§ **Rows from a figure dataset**

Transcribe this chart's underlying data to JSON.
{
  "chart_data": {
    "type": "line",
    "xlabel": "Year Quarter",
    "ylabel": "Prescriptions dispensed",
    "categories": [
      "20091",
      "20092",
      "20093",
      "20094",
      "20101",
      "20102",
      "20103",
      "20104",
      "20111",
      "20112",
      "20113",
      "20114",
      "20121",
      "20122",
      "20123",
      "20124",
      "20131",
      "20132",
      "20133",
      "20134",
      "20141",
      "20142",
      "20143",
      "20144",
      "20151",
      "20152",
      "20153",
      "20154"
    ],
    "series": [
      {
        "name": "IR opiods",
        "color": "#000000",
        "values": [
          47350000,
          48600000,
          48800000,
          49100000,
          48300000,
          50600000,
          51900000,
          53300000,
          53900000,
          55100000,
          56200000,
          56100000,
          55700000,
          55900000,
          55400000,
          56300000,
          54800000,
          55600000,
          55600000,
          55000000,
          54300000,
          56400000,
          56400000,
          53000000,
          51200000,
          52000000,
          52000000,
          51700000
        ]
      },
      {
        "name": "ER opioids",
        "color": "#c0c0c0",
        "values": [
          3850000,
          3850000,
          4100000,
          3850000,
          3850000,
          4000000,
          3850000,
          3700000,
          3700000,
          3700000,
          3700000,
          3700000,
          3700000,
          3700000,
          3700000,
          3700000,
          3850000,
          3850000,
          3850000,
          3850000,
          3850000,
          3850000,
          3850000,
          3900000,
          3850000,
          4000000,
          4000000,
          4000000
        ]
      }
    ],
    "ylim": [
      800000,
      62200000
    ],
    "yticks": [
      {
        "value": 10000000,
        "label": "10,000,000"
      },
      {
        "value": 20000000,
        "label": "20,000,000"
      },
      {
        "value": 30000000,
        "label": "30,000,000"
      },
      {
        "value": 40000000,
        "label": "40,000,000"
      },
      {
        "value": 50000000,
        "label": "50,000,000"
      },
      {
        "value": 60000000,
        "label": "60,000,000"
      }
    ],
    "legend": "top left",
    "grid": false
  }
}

§ **WRITTEN INSTRUCTION**
Write out the material from the first line to the last, exactly.

§ **COMPLETED EXERCISE**
Transcribe this chart's underlying data to JSON.
{
  "chart_data": {
    "type": "line",
    "xlabel": "Year Quarter",
    "ylabel": "Prescriptions dispensed",
    "categories": [
      "20091",
      "20092",
      "20093",
      "20094",
      "20101",
      "20102",
      "20103",
      "20104",
      "20111",
      "20112",
      "20113",
      "20114",
      "20121",
      "20122",
      "20123",
      "20124",
      "20131",
      "20132",
      "20133",
      "20134",
      "20141",
      "20142",
      "20143",
      "20144",
      "20151",
      "20152",
      "20153",
      "20154"
    ],
    "series": [
      {
        "name": "IR opiods",
        "color": "#000000",
        "values": [
          47350000,
          48600000,
          48800000,
          49100000,
          48300000,
          50600000,
          51900000,
          53300000,
          53900000,
          55100000,
          56200000,
          56100000,
          55700000,
          55900000,
          55400000,
          56300000,
          54800000,
          55600000,
          55600000,
          55000000,
          54300000,
          56400000,
          56400000,
          53000000,
          51200000,
          52000000,
          52000000,
          51700000
        ]
      },
      {
        "name": "ER opioids",
        "color": "#c0c0c0",
        "values": [
          3850000,
          3850000,
          4100000,
          3850000,
          3850000,
          4000000,
          3850000,
          3700000,
          3700000,
          3700000,
          3700000,
          3700000,
          3700000,
          3700000,
          3700000,
          3700000,
          3850000,
          3850000,
          3850000,
          3850000,
          3850000,
          3850000,
          3850000,
          3900000,
          3850000,
          4000000,
          4000000,
          4000000
        ]
      }
    ],
    "ylim": [
      800000,
      62200000
    ],
    "yticks": [
      {
        "value": 10000000,
        "label": "10,000,000"
      },
      {
        "value": 20000000,
        "label": "20,000,000"
      },
      {
        "value": 30000000,
        "label": "30,000,000"
      },
      {
        "value": 40000000,
        "label": "40,000,000"
      },
      {
        "value": 50000000,
        "label": "50,000,000"
      },
      {
        "value": 60000000,
        "label": "60,000,000"
      }
    ],
    "legend": "top left",
    "grid": false
  }
}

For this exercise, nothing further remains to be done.